Stored records
· · · · ·
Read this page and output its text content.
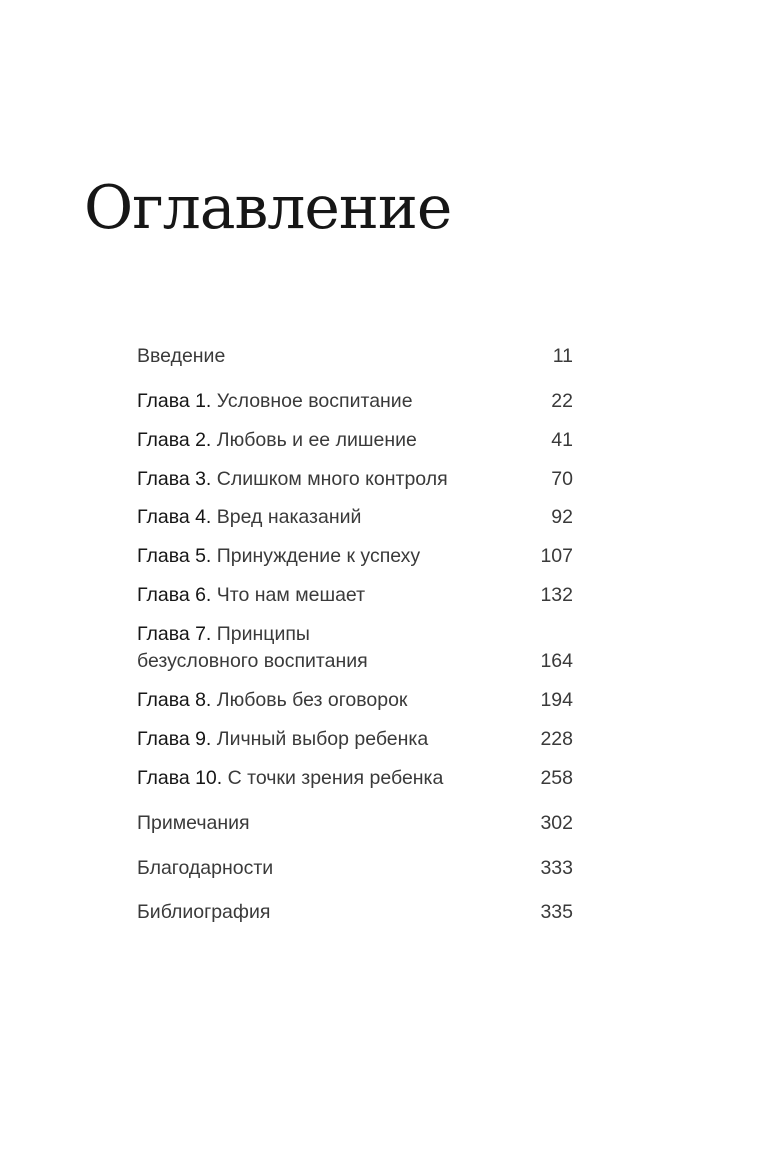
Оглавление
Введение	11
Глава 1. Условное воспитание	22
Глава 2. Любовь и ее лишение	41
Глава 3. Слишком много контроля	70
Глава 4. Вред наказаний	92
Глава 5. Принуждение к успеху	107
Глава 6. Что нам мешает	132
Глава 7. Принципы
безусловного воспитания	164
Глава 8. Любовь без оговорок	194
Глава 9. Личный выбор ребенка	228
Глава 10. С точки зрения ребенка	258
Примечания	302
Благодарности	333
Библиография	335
· · · · ·
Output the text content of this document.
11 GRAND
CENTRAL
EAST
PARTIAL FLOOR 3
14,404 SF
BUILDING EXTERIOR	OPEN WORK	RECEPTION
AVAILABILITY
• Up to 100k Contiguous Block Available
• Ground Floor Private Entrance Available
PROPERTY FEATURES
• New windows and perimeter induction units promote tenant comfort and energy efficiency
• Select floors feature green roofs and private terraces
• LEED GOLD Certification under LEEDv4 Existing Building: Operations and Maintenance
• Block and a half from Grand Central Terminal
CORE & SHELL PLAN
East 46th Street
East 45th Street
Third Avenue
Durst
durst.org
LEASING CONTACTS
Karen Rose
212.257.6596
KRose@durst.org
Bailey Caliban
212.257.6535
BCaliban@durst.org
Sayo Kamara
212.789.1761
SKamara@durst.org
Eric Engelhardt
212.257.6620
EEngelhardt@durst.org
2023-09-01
· · · · ·
YOUR GOAL:
Locate the word "text" in the records above, and return each line that has it.

THE SOLUTION:
Read this page and output its text content.
Output the text content of this document.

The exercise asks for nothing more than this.